### Records for the task
»»

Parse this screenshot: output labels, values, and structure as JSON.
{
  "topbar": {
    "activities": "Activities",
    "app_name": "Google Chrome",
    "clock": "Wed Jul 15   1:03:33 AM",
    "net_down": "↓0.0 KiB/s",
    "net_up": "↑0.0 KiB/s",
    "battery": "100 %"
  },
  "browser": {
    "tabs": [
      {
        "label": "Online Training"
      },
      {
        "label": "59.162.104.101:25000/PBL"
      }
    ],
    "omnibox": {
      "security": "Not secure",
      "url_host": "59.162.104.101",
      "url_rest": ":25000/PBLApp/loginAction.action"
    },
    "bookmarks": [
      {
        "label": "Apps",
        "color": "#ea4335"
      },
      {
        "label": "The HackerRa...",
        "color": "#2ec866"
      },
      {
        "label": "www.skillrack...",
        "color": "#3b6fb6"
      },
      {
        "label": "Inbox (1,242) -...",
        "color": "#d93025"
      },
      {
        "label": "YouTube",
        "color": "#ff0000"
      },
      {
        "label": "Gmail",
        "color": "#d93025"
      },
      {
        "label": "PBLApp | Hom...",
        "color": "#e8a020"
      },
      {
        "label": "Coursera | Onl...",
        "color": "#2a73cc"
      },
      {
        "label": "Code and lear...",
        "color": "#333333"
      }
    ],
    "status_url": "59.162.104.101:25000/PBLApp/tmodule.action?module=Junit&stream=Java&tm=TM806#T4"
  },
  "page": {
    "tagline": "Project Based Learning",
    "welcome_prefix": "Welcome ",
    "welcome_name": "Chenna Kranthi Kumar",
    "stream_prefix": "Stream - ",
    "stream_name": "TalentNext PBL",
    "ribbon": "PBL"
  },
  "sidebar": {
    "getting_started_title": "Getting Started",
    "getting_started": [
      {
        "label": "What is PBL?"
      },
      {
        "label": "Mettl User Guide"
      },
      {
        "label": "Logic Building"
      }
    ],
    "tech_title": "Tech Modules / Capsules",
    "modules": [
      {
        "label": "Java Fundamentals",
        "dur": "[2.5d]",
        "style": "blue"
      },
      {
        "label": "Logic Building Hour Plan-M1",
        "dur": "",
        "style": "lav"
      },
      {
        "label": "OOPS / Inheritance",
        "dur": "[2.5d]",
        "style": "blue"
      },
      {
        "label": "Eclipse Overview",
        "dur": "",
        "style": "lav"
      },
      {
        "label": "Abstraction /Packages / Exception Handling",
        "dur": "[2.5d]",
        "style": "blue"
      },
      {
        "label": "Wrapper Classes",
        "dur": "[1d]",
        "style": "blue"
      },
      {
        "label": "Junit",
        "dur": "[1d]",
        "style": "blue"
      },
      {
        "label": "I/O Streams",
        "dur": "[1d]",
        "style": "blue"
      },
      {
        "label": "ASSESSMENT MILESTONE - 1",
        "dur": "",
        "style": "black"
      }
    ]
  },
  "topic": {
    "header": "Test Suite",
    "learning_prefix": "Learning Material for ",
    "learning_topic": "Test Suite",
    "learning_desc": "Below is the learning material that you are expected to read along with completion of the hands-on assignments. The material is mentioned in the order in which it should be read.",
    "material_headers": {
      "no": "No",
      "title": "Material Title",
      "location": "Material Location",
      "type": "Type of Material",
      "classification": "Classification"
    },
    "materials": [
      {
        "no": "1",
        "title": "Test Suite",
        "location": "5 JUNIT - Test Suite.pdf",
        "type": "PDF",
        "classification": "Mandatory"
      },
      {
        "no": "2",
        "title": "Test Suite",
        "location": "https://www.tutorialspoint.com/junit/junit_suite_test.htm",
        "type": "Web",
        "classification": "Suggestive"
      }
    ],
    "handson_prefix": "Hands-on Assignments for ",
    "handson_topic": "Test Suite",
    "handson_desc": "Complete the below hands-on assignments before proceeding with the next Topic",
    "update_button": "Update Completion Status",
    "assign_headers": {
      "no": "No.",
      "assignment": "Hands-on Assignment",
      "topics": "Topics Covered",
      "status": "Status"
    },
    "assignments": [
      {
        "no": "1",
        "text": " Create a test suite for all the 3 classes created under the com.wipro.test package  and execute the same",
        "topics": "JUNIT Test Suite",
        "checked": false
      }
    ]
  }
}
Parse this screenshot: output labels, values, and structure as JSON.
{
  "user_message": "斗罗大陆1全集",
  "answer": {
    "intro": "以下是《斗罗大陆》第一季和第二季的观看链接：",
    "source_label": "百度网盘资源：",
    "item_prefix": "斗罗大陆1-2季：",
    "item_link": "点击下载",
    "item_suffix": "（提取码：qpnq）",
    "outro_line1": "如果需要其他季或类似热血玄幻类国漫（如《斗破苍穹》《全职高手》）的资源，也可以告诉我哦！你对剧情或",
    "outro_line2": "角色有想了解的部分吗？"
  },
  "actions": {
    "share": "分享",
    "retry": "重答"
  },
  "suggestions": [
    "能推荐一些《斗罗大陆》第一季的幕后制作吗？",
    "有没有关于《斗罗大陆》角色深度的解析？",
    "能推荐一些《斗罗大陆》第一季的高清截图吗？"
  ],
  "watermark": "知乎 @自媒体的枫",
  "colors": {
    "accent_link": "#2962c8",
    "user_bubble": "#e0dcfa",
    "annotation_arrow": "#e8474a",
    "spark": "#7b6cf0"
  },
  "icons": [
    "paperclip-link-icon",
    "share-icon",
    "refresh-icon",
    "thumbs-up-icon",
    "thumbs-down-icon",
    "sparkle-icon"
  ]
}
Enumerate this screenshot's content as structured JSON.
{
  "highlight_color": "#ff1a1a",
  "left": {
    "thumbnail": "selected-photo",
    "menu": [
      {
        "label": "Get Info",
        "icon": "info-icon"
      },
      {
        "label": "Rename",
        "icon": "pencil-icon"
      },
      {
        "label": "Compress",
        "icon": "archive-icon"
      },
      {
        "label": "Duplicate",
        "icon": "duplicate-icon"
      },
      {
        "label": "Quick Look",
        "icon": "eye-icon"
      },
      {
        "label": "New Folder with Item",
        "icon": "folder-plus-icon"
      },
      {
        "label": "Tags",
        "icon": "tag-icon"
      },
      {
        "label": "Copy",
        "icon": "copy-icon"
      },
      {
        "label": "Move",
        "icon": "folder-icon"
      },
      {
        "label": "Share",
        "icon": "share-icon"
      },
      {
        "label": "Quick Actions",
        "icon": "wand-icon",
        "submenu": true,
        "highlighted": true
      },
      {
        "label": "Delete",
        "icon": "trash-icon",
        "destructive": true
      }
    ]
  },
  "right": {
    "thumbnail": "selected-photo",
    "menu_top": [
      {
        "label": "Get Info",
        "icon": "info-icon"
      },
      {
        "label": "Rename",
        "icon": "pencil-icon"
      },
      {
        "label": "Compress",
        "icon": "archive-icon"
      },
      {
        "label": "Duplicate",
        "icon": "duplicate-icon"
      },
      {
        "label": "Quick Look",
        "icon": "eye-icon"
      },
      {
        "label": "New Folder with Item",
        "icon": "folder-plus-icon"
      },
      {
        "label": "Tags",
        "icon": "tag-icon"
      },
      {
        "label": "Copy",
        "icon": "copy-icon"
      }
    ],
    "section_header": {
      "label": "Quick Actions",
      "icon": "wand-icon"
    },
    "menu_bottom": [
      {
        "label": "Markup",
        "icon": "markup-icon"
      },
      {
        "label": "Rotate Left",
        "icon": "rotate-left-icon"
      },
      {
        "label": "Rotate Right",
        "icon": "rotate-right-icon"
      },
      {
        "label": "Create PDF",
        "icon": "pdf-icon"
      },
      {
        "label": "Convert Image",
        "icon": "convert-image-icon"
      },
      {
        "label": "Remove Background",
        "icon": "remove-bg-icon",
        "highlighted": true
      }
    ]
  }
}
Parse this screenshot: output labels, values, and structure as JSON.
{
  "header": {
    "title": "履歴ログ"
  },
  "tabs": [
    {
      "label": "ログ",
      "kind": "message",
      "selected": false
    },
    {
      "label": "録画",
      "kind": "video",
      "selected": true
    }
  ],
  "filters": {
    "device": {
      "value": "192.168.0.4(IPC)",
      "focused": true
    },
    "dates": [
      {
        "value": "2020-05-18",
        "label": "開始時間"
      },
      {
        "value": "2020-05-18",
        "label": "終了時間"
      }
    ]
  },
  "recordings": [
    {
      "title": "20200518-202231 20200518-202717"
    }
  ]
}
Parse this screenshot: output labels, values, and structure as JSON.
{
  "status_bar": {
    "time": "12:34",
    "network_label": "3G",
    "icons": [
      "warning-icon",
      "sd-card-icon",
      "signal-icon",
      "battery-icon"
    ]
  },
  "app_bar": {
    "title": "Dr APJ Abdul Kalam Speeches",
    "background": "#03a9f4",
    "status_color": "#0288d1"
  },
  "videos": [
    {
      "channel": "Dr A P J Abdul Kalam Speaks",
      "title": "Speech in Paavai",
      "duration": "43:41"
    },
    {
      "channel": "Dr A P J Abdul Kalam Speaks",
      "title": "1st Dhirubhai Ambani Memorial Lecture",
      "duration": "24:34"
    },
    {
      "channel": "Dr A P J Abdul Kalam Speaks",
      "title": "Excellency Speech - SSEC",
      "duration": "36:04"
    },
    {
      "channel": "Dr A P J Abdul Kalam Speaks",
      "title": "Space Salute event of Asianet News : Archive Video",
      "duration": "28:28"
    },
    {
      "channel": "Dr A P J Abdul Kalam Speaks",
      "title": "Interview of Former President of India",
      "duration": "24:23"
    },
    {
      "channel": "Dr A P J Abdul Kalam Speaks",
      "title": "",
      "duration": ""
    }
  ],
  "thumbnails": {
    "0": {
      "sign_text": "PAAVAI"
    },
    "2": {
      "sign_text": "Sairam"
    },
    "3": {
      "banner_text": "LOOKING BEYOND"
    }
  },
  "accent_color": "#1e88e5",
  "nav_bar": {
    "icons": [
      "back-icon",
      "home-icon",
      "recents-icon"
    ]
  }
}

««

### Given task
Report each line of the material above where the word "type" appears.

### Result below
      "type": "Type of Material",
        "type": "PDF",
        "type": "Web",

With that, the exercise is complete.